**Problem to work on**
Search the data below for the word "JSON" and copy each line that holds it.

— start of Data shown —

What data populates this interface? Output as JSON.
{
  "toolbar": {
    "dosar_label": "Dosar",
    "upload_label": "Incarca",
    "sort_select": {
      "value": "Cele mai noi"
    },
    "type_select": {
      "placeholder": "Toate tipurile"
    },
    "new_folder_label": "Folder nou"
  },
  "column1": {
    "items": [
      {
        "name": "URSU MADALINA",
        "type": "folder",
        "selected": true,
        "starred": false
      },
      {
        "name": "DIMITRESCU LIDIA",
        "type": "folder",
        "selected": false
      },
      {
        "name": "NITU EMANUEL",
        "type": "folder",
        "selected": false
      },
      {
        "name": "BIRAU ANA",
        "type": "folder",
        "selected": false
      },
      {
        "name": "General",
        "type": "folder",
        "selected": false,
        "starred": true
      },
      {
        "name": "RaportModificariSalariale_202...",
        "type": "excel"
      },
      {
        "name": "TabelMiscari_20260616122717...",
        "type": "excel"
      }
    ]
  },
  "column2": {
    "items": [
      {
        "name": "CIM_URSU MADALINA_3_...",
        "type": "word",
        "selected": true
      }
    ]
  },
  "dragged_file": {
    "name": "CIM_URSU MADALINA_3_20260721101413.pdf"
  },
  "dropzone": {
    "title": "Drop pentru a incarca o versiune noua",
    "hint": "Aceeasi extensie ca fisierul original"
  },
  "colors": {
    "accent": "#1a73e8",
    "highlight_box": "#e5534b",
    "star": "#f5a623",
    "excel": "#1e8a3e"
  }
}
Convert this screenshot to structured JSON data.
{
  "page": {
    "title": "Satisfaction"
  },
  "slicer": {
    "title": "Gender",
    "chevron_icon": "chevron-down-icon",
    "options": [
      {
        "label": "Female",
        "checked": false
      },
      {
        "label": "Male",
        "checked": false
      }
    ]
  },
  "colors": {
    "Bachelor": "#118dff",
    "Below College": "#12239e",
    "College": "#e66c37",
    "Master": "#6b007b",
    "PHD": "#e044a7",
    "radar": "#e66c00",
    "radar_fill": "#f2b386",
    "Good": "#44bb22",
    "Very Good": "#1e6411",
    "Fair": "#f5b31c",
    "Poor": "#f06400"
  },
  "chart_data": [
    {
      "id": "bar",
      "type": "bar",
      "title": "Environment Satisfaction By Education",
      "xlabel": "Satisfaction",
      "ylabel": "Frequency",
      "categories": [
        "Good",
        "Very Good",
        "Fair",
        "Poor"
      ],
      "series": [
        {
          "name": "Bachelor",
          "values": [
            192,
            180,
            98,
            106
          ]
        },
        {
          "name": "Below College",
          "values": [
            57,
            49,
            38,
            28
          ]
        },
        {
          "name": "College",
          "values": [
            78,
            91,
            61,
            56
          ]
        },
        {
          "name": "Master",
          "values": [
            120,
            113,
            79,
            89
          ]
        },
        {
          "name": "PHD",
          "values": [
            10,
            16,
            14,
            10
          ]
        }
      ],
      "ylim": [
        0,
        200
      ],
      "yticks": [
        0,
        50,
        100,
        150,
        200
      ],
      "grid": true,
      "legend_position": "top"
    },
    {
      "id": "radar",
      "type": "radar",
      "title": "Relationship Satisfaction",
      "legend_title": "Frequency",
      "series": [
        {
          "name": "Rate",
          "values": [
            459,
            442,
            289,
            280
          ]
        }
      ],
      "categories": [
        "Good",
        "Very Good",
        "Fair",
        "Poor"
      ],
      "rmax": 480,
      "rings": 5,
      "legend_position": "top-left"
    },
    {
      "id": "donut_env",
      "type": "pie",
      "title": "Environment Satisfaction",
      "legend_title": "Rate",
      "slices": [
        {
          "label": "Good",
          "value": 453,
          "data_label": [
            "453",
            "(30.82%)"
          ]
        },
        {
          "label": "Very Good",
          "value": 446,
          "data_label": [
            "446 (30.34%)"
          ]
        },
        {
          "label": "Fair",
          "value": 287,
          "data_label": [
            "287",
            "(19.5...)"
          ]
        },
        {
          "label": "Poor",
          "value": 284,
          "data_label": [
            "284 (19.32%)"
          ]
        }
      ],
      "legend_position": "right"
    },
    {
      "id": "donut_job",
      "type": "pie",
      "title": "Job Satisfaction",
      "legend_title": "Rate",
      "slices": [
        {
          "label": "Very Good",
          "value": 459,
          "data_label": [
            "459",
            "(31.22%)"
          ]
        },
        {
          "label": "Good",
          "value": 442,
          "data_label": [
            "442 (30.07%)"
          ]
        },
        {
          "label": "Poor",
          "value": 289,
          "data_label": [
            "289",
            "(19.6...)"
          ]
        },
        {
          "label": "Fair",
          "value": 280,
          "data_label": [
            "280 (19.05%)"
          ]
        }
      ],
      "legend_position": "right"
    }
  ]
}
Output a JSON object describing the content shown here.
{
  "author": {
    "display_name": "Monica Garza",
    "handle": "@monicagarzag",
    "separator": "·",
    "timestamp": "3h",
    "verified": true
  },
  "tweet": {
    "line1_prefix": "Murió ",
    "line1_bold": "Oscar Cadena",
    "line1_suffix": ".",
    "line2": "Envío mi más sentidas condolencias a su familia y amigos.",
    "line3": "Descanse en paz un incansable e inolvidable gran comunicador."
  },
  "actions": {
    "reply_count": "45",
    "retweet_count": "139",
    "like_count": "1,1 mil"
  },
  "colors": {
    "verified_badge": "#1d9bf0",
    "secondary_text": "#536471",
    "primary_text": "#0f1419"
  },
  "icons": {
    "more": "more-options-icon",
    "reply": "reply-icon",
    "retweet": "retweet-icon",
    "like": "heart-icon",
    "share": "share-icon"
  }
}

— end of Data shown —

**Answer to the task**
What data populates this interface? Output as JSON.
Convert this screenshot to structured JSON data.
Output a JSON object describing the content shown here.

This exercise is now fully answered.